Do this -
From the entries that follow, pick out all lines holding "결과입니다".

Information given -
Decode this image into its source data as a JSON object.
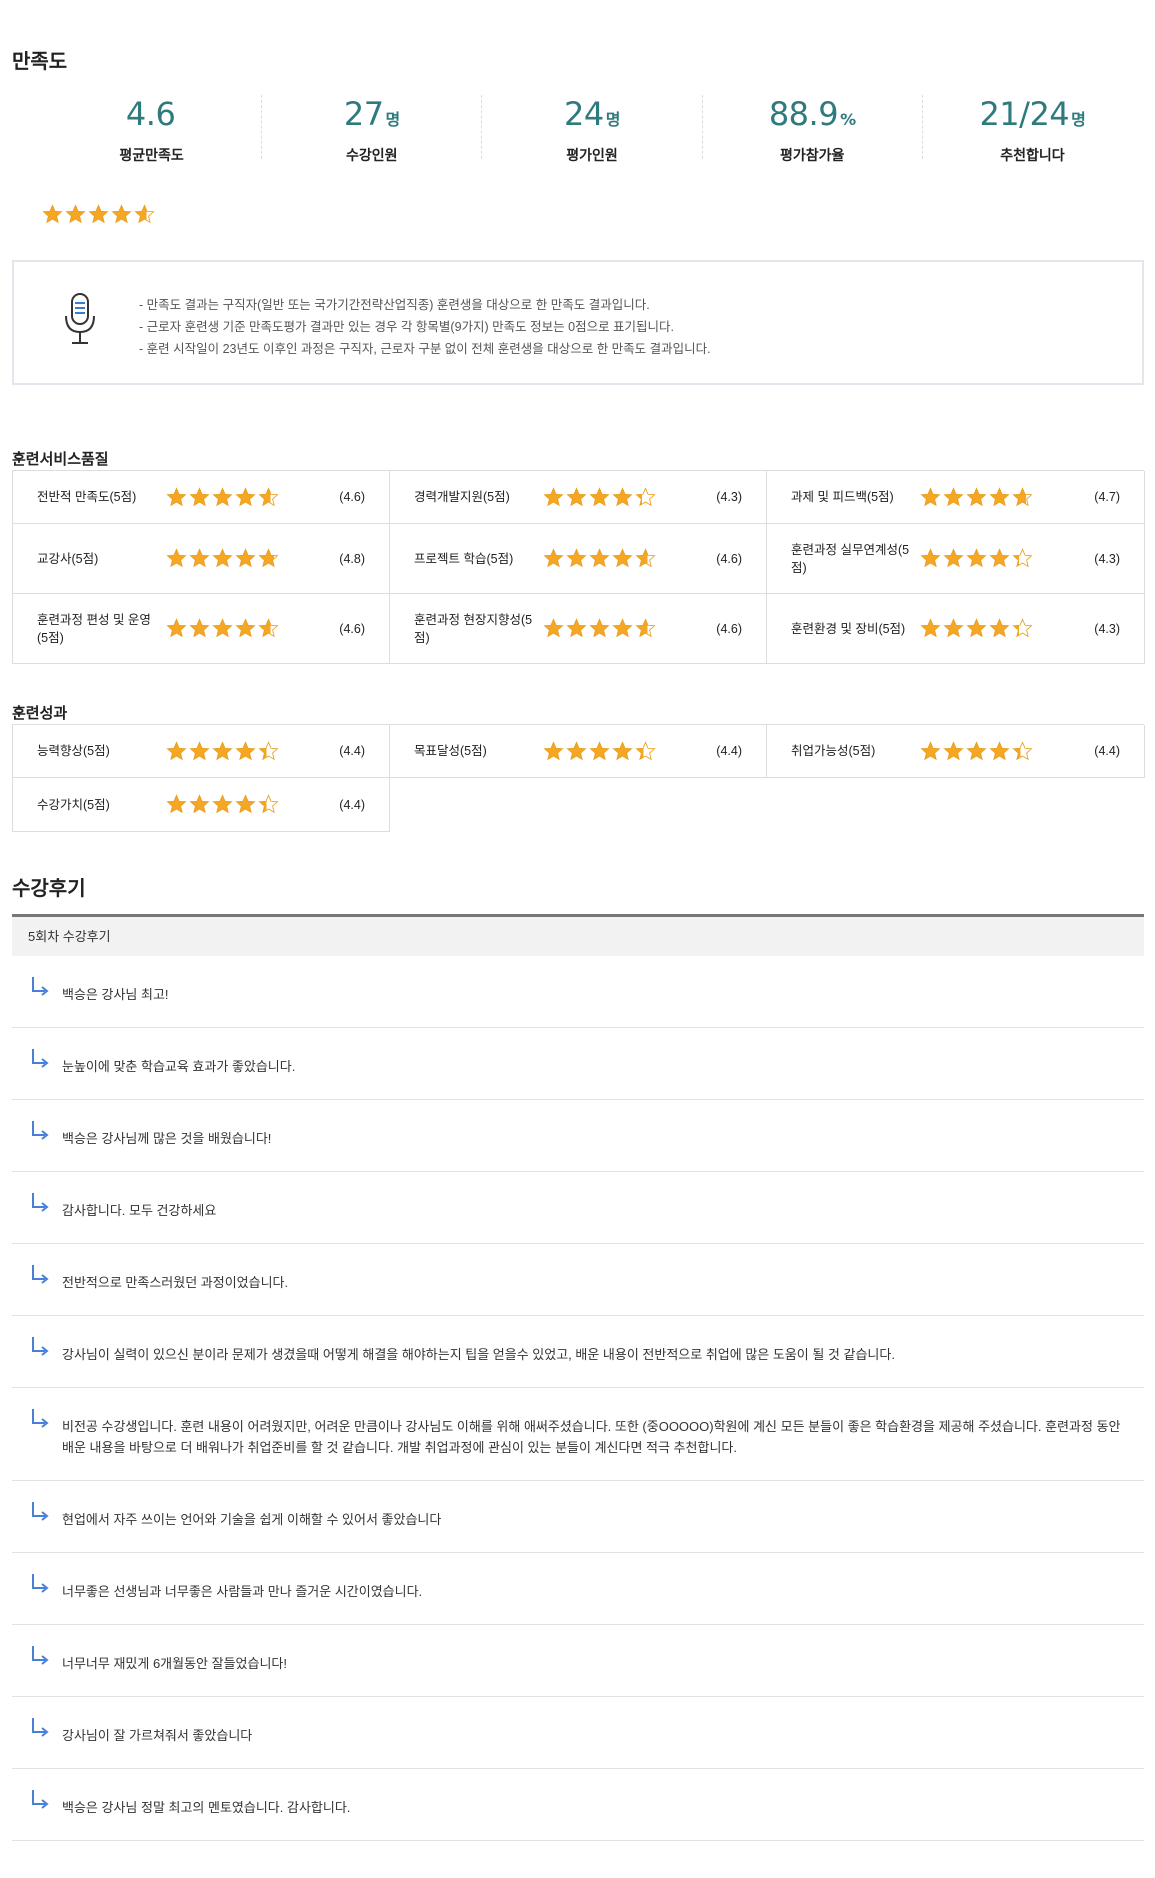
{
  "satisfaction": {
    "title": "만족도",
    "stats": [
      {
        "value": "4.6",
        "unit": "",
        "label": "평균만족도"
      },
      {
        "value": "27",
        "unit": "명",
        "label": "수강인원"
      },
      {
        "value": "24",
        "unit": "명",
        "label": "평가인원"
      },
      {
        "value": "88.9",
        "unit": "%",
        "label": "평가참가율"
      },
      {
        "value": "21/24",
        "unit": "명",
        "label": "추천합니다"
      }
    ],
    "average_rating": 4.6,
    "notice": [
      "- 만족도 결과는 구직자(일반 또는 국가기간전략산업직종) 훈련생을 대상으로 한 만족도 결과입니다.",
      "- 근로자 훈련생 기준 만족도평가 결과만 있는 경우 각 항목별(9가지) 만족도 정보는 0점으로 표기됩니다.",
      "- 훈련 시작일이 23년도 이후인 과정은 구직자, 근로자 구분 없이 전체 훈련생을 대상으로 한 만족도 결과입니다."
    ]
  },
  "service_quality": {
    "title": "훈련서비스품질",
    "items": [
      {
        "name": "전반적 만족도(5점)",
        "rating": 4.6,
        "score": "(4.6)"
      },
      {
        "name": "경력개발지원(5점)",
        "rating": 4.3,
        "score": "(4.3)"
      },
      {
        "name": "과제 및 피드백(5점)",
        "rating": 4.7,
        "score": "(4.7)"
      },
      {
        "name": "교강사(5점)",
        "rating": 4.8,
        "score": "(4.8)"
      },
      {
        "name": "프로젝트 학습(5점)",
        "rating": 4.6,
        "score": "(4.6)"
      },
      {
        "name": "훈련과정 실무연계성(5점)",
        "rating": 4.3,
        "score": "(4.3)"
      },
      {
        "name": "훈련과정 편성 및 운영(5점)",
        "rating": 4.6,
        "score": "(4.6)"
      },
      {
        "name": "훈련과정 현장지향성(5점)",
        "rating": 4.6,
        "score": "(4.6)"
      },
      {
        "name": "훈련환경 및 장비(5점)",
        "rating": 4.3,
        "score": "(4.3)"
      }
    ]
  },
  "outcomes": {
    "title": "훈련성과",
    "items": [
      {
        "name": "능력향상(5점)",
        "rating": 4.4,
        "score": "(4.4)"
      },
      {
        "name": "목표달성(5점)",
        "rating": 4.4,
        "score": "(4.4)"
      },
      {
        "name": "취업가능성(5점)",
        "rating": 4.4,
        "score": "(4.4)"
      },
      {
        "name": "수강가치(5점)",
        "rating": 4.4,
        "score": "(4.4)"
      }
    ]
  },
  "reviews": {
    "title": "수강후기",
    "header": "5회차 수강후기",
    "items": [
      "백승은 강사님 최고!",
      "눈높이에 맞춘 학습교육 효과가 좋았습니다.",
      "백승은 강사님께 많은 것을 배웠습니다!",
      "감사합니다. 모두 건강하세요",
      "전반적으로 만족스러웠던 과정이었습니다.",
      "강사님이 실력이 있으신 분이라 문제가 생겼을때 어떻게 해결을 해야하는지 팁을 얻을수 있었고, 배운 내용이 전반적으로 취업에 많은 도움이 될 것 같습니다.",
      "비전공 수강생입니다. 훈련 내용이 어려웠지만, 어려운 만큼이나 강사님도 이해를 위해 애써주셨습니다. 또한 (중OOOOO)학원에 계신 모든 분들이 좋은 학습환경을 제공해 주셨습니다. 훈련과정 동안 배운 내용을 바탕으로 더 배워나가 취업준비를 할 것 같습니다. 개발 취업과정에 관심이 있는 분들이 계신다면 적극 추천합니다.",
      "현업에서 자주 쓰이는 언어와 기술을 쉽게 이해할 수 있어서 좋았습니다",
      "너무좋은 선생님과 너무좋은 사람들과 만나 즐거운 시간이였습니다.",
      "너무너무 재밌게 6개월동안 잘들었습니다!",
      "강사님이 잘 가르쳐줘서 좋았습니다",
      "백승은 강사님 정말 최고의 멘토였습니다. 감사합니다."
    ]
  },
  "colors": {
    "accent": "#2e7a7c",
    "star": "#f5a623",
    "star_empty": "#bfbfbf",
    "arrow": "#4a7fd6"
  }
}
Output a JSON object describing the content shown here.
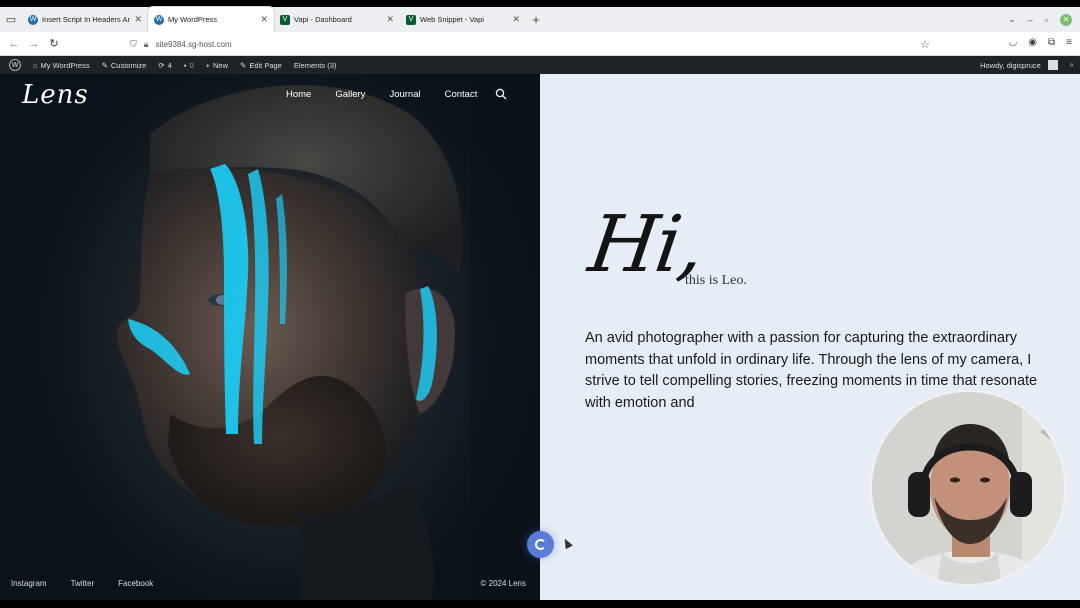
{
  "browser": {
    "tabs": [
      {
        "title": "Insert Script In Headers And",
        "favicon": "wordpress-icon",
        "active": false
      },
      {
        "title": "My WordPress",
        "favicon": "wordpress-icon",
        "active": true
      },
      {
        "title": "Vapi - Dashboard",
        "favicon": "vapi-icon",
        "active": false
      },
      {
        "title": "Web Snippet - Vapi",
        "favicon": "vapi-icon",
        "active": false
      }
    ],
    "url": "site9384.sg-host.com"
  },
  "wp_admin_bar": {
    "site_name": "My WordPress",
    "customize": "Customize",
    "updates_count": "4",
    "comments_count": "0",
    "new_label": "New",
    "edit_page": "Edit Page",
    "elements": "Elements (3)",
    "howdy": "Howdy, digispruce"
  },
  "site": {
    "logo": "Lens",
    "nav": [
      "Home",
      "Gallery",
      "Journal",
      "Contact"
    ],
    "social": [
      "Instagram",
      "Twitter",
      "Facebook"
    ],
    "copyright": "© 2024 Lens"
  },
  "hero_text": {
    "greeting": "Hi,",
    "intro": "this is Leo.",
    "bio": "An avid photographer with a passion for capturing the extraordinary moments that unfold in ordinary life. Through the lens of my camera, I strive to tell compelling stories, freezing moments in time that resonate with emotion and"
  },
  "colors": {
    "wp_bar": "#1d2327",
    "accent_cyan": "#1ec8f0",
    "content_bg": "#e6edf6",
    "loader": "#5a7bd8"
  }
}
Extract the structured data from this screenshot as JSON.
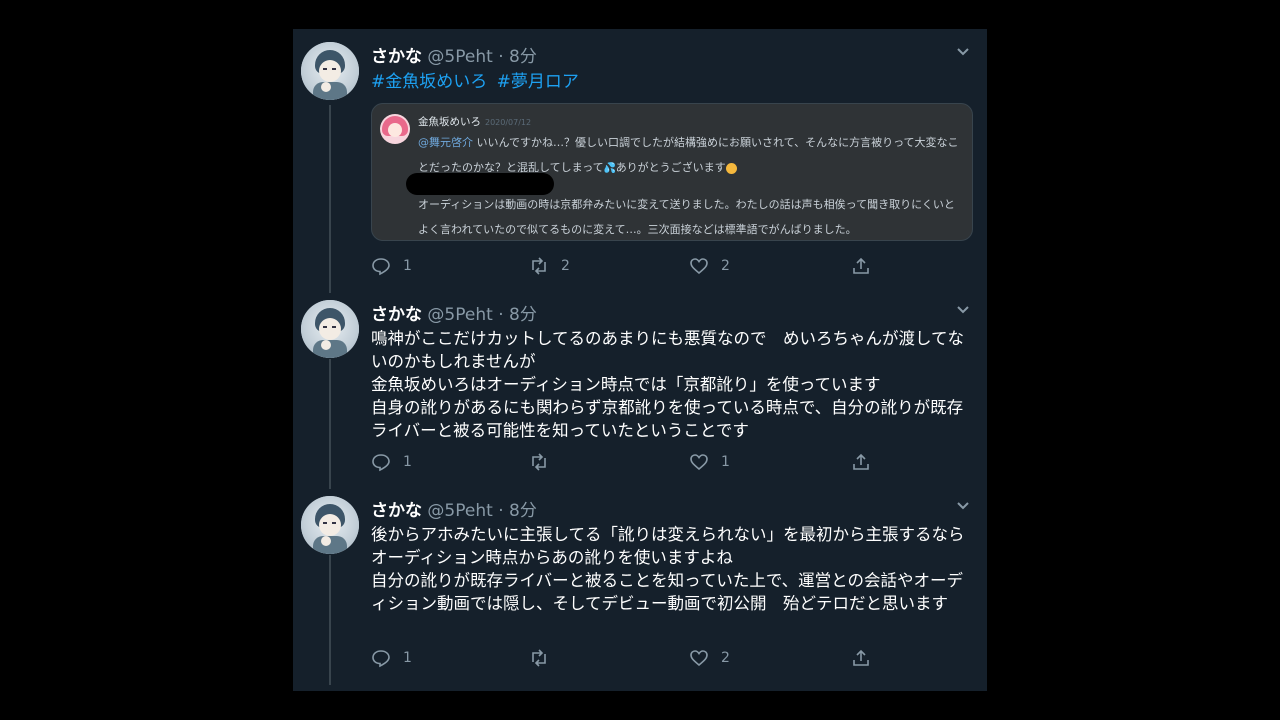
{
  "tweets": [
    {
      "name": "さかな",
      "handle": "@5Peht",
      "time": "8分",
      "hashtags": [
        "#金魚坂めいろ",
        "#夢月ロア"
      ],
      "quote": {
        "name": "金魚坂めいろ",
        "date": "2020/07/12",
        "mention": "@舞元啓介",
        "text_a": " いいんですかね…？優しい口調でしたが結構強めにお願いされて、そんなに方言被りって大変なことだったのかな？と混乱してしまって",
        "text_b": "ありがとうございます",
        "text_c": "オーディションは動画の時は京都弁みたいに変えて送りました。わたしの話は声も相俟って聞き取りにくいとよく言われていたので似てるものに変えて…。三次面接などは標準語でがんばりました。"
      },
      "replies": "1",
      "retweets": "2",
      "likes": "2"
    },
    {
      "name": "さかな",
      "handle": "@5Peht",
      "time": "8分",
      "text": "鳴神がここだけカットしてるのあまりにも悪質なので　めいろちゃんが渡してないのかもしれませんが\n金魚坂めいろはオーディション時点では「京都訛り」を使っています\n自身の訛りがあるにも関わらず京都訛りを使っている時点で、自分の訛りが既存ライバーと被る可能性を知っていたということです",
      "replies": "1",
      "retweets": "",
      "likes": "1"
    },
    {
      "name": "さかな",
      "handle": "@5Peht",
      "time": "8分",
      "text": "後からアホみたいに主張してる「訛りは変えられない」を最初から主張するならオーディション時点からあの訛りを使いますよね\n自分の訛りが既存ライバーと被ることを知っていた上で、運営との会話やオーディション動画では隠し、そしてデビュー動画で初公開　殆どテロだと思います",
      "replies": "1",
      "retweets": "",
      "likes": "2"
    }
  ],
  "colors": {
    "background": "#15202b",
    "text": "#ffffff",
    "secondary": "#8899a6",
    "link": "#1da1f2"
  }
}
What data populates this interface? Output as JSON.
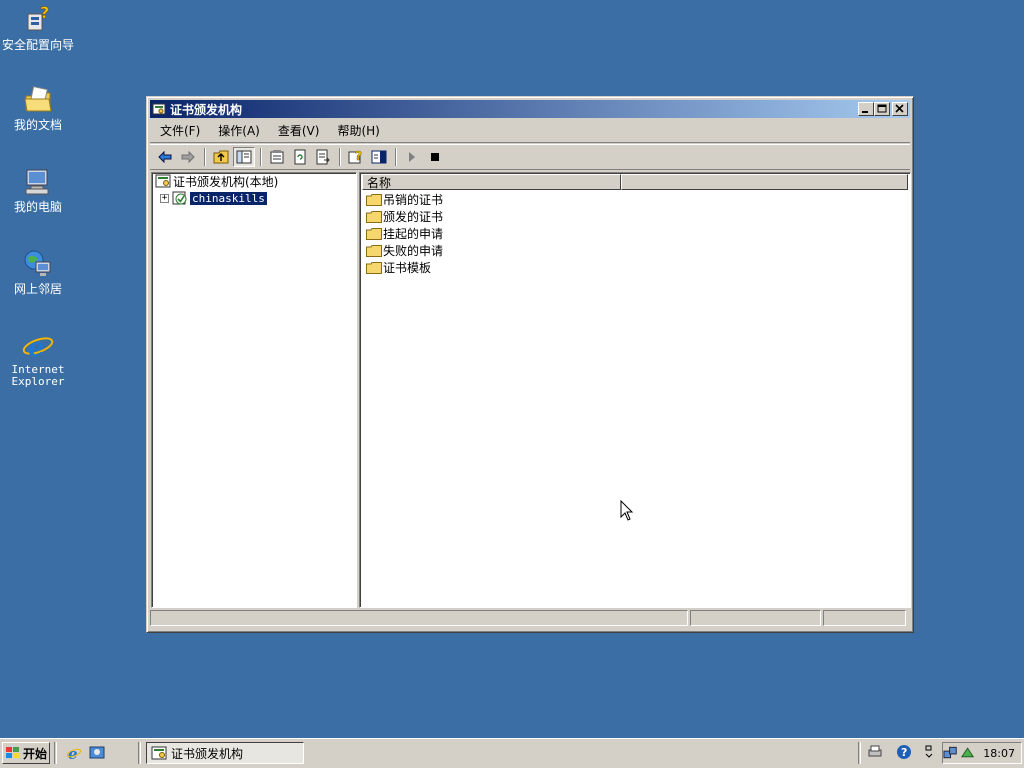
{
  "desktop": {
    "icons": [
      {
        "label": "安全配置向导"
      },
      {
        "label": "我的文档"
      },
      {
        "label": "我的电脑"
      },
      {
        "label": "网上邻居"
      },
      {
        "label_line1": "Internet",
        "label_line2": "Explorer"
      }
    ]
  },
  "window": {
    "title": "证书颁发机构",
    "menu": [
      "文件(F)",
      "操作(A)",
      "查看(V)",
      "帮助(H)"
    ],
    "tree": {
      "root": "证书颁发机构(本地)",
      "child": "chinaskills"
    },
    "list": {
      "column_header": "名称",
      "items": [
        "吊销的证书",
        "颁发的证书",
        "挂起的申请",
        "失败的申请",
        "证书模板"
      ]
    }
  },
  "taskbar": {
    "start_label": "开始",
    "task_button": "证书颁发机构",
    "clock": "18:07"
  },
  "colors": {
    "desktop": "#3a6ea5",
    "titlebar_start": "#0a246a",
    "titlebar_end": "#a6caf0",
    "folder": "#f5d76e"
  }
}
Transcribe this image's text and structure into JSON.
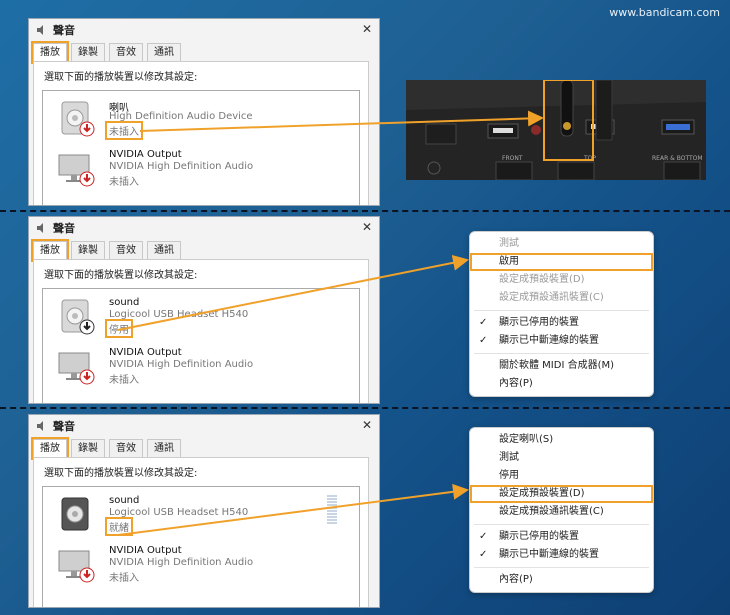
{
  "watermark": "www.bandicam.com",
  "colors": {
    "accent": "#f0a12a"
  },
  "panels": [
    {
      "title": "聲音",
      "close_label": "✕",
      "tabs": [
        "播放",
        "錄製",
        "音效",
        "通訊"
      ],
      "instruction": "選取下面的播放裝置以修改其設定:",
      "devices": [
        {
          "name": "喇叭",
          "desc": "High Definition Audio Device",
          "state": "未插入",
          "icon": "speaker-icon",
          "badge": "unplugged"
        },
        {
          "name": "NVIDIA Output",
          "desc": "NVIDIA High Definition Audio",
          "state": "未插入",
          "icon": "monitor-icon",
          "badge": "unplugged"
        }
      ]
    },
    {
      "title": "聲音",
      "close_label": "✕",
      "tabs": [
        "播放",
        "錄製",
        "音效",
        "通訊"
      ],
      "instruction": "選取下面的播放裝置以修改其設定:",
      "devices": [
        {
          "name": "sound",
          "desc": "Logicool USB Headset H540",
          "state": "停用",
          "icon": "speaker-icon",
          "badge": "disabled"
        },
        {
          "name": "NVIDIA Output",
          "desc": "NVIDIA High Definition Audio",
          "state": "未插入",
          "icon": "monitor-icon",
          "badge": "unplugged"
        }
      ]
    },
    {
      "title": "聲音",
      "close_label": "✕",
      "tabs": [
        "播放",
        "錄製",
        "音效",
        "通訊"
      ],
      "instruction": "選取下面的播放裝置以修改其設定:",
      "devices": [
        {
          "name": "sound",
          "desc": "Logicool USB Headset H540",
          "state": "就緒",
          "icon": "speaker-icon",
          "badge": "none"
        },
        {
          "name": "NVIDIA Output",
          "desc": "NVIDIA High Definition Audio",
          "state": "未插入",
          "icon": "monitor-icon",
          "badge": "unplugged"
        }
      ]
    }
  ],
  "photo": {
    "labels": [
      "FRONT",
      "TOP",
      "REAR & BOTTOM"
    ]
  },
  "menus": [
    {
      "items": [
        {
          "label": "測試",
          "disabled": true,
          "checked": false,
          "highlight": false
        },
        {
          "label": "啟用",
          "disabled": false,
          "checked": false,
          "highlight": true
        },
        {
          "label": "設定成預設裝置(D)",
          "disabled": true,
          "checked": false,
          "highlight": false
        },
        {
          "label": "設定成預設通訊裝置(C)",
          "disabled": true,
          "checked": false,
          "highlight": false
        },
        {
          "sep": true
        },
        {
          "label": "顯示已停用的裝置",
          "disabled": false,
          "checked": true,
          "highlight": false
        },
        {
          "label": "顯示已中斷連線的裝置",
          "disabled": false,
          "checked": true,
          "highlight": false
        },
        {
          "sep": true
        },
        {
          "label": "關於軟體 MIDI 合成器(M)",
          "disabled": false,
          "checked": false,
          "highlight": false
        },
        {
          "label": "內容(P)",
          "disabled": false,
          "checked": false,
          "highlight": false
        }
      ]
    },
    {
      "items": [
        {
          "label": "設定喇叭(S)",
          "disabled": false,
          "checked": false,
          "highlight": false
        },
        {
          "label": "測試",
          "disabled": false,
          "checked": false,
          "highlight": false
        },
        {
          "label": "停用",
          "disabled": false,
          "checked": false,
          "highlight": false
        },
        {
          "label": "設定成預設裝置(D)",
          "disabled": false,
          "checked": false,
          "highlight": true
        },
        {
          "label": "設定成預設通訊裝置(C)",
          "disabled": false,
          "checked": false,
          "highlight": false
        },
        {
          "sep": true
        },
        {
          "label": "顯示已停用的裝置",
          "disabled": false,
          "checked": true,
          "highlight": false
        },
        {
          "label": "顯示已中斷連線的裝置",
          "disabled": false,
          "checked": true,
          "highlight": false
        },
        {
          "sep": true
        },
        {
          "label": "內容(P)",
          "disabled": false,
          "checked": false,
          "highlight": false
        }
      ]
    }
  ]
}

Solution -
      "- 만족도 결과는 구직자(일반 또는 국가기간전략산업직종) 훈련생을 대상으로 한 만족도 결과입니다.",
      "- 훈련 시작일이 23년도 이후인 과정은 구직자, 근로자 구분 없이 전체 훈련생을 대상으로 한 만족도 결과입니다."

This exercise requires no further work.